- _Entries_:

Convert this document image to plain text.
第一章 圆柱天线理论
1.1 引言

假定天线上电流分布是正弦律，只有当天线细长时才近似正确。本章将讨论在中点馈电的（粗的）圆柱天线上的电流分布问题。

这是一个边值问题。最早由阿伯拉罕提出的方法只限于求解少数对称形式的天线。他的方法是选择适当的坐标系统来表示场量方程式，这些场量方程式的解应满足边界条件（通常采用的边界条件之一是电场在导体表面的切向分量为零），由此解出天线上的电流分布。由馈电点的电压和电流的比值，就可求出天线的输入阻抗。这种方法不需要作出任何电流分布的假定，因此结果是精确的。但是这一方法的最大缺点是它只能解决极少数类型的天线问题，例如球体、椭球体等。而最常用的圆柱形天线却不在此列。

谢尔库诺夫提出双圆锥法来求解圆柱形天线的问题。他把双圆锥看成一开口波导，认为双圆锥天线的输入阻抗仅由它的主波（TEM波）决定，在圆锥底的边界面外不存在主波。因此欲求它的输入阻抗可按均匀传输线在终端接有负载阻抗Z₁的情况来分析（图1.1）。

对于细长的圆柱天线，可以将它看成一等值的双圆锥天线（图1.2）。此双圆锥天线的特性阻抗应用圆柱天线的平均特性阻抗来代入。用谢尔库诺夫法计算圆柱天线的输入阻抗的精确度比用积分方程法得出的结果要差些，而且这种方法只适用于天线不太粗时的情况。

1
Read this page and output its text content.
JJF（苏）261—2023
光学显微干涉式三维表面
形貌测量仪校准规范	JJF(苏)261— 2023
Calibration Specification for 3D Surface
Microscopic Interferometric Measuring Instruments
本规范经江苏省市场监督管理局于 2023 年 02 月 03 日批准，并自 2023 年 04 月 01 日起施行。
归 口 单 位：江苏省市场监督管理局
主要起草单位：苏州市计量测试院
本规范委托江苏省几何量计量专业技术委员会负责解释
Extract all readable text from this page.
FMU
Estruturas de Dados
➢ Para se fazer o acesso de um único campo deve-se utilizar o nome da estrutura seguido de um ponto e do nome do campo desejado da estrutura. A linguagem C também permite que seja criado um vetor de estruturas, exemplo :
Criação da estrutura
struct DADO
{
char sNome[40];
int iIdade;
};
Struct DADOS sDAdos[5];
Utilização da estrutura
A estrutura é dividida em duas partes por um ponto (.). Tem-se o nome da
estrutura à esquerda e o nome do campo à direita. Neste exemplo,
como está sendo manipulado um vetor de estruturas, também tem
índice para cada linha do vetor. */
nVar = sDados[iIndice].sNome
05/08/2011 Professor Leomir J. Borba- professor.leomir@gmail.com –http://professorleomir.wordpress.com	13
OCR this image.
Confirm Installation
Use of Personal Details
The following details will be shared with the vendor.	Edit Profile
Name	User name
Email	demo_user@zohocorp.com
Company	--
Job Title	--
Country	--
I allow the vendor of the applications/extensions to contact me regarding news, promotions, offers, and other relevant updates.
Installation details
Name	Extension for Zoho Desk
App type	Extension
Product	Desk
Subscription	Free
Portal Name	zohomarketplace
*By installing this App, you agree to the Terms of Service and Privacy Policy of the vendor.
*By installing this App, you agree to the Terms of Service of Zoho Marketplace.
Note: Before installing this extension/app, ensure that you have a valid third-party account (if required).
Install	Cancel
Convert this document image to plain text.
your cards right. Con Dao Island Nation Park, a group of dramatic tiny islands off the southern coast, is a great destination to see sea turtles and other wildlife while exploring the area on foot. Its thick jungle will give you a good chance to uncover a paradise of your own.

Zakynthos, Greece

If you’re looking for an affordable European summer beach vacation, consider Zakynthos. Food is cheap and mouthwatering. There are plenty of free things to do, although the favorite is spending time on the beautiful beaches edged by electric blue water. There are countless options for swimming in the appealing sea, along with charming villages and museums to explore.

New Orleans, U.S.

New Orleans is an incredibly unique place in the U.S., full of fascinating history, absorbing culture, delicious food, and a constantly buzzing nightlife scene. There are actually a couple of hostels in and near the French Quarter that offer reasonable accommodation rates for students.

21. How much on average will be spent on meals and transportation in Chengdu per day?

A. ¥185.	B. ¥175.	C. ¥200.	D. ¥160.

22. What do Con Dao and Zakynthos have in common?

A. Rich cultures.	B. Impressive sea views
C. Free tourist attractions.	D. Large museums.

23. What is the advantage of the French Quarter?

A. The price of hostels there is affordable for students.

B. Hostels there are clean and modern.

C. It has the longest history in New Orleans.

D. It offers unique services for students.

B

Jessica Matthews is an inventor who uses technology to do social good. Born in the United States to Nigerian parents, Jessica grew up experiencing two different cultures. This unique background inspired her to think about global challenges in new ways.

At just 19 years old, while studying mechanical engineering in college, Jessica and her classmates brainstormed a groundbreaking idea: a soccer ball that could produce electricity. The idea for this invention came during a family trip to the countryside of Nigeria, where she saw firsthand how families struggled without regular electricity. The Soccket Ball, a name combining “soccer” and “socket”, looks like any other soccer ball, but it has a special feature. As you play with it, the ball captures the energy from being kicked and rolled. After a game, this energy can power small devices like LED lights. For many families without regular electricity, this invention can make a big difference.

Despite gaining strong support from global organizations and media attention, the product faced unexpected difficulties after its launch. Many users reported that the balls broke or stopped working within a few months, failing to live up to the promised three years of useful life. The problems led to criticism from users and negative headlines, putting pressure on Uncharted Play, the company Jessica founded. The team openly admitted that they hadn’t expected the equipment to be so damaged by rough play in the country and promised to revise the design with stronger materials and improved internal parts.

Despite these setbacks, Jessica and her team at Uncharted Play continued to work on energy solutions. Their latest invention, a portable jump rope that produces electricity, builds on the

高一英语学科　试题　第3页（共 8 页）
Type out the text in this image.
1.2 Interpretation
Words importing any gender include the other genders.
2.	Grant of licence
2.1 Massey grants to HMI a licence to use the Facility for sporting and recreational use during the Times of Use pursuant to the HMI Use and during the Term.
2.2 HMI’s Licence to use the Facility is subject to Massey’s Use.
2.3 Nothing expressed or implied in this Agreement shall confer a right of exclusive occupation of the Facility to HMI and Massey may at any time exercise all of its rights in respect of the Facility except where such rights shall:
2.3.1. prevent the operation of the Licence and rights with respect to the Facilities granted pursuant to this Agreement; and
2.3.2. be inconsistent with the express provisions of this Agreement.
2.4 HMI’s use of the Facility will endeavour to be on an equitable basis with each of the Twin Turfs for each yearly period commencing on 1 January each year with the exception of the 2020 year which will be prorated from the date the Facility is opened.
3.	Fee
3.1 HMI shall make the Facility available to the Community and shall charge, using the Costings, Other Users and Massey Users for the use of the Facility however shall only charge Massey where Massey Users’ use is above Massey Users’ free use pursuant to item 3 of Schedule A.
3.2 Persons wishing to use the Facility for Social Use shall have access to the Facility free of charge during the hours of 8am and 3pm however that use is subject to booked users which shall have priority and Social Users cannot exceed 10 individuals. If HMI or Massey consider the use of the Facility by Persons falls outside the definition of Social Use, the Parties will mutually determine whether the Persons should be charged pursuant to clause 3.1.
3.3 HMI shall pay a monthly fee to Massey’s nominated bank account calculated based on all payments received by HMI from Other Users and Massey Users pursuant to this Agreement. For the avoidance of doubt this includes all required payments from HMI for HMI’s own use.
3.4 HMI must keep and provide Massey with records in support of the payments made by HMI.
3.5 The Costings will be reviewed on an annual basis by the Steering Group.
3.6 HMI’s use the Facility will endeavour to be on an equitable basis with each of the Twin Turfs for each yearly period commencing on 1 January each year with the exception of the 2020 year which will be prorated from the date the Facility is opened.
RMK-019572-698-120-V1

- _Exercise aim_:
Look through the data above. Each line containing the word "prorated" needs to be copied.

- _The reply_:
2.4 HMI’s use of the Facility will endeavour to be on an equitable basis with each of the Twin Turfs for each yearly period commencing on 1 January each year with the exception of the 2020 year which will be prorated from the date the Facility is opened.
3.6 HMI’s use the Facility will endeavour to be on an equitable basis with each of the Twin Turfs for each yearly period commencing on 1 January each year with the exception of the 2020 year which will be prorated from the date the Facility is opened.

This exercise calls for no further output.